#### [Text passage]

- - - - -

How books can help new Year 7 students
Published on: 04 October 2023
Best Friends Forever author Lisa Williamson shares why books that explore the emotions around moving to secondary school can be so beneficial for students.
Photo: Remy Hunter
It may be 32 years since I started secondary school, but I can still recall my first few terms in Year 7 (back then known simply as 'first year') with startling clarity.
From getting lost en route to lessons (why do all the corridors look the same?), to being separated from my entire friendship group, it was an emotional time. I'd gone from a school with 250 students to one with six times that. Not to mention the fact that at 4'8'' I was significantly smaller than the vast majority of the student population – a small fish in a big pond.
Although I eventually found my feet (at some point in Year 9), those unsettling first few months have always stayed with me and are a big part of the reason I set about writing Best Friends Forever.
I've always loved books about school life (from Malory Towers to The Worst Witch), but back in the early 1990s I was yet to read any books featuring a school setting that I might recognise (i.e. a suburban state comprehensive). With no literary blueprint to guide the way, I most definitely struggled as I desperately tried to work out where I fitted into this scary new world.
How books can help
Supporting children through this tricky time takes time and patience. While some settle into their new environment with apparent ease, others need a bit more help to adjust.
Books about characters moving into Year 7 can help children process complicated feelings about friendship changes and feeling lost in a much larger school.
Best Friends Forever's narrator Lola is put into a different class from her best friend from primary school – a fate that befalls many students. Evie adjusts more quickly than Lola, and Lola battles anger, frustration and jealousy. It's an extra-curricular creative writing club that is the key to Lola's journey.

- - - - -

#### [Rows]
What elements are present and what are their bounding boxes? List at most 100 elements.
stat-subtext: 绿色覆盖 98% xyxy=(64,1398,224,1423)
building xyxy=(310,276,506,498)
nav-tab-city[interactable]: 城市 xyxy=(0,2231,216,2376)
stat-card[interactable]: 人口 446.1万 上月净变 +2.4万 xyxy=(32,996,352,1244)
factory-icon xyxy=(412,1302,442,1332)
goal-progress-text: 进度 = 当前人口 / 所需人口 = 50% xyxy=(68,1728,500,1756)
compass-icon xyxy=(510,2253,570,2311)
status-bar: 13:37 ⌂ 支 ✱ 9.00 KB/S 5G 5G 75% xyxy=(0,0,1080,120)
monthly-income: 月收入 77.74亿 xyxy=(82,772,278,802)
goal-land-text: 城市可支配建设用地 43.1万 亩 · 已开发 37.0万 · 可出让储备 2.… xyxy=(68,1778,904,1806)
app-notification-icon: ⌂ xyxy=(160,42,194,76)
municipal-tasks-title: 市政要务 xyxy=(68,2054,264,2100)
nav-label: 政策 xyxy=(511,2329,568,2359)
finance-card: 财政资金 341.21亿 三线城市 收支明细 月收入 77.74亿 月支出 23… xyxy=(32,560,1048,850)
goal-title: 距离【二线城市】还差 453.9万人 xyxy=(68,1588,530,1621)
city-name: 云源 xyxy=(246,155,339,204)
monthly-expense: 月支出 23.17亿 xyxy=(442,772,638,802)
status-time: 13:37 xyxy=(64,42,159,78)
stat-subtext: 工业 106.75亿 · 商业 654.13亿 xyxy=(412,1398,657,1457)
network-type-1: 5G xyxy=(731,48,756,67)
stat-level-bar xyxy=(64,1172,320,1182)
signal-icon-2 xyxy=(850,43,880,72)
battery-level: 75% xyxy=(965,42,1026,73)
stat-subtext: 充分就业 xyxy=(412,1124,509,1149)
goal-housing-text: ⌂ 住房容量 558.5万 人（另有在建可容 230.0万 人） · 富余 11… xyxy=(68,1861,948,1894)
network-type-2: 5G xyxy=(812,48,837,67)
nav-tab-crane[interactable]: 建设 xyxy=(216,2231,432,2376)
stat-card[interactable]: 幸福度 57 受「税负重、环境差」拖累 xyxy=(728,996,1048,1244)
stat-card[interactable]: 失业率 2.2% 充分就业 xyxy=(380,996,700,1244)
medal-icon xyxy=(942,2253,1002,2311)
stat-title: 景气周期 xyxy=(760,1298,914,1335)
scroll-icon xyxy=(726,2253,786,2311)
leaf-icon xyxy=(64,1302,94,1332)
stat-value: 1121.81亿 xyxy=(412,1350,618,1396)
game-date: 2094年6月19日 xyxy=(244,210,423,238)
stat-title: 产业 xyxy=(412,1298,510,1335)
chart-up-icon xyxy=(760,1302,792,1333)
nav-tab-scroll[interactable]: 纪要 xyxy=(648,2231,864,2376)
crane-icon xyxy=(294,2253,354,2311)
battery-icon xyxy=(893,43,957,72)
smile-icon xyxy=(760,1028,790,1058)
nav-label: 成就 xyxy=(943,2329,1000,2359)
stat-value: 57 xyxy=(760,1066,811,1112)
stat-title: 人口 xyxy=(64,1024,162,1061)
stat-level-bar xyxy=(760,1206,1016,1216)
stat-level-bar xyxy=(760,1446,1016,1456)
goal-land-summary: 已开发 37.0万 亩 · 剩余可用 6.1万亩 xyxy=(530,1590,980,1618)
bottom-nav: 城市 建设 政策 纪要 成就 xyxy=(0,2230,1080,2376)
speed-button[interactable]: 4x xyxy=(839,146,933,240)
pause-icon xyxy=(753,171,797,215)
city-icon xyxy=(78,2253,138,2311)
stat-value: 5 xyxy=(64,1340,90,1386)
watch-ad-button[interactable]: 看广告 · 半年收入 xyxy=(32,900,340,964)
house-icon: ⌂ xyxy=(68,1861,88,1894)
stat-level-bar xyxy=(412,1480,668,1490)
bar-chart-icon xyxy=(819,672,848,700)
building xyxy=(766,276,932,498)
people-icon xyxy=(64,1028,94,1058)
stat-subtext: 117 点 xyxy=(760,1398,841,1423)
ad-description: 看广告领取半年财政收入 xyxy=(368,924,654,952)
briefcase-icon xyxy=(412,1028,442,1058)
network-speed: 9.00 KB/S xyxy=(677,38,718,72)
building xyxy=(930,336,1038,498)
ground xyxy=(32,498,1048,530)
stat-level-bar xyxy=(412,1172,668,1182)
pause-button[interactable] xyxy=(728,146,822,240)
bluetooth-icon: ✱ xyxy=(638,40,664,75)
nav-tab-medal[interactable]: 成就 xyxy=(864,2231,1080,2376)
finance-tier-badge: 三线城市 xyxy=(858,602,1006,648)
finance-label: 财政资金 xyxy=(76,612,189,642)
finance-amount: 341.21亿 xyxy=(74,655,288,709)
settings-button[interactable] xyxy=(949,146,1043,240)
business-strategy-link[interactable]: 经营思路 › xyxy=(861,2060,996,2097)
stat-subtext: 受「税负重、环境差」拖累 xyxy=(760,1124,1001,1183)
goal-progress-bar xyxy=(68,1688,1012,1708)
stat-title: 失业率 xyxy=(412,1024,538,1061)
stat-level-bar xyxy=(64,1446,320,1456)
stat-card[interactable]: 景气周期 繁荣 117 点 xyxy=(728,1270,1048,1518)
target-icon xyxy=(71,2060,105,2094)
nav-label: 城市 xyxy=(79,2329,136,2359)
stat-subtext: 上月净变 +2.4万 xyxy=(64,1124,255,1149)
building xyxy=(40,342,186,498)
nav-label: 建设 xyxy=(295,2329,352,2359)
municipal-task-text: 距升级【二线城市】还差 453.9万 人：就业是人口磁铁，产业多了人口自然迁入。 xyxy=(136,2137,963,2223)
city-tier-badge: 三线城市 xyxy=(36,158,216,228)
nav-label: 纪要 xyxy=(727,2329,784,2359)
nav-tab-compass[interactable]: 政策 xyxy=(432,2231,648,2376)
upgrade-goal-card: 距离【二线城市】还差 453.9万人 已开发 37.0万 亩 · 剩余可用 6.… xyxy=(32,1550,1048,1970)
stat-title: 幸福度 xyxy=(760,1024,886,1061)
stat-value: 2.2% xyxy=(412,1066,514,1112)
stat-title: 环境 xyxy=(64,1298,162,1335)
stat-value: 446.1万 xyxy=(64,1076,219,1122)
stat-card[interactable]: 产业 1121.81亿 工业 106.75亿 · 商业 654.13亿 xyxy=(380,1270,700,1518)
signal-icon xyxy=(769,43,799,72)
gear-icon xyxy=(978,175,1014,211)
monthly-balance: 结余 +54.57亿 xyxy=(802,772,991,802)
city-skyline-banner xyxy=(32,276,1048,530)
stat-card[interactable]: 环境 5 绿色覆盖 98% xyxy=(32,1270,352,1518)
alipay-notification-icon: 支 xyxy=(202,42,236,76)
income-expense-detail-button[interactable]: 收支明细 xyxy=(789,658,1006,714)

- - - - -

#### [Work to complete]
**1)** Translate this sentence from the article on books for new Year 7 students into Spanish: "Books about characters moving into Year 7 can help children process complicated feelings about friendship changes and feeling lost in a much larger school."
**2)** In the article on books for new Year 7 students, turn the paragraph beginning "From getting lost en route to lessons" into a short bulleted list of its main facts.

#### [Outputs for the tasks]
**1)** Los libros sobre personajes que pasan a Year 7 pueden ayudar a los niños a procesar sentimientos complicados sobre los cambios en sus amistades y la sensación de estar perdidos en una escuela mucho más grande.

**2)**
Starting secondary school was an emotional time because of:
- getting lost on the way to lessons, with all the corridors looking the same
- being separated from the entire friendship group
- moving from a school of 250 students to one with six times that number
- being 4'8'' and much smaller than most other students, a small fish in a big pond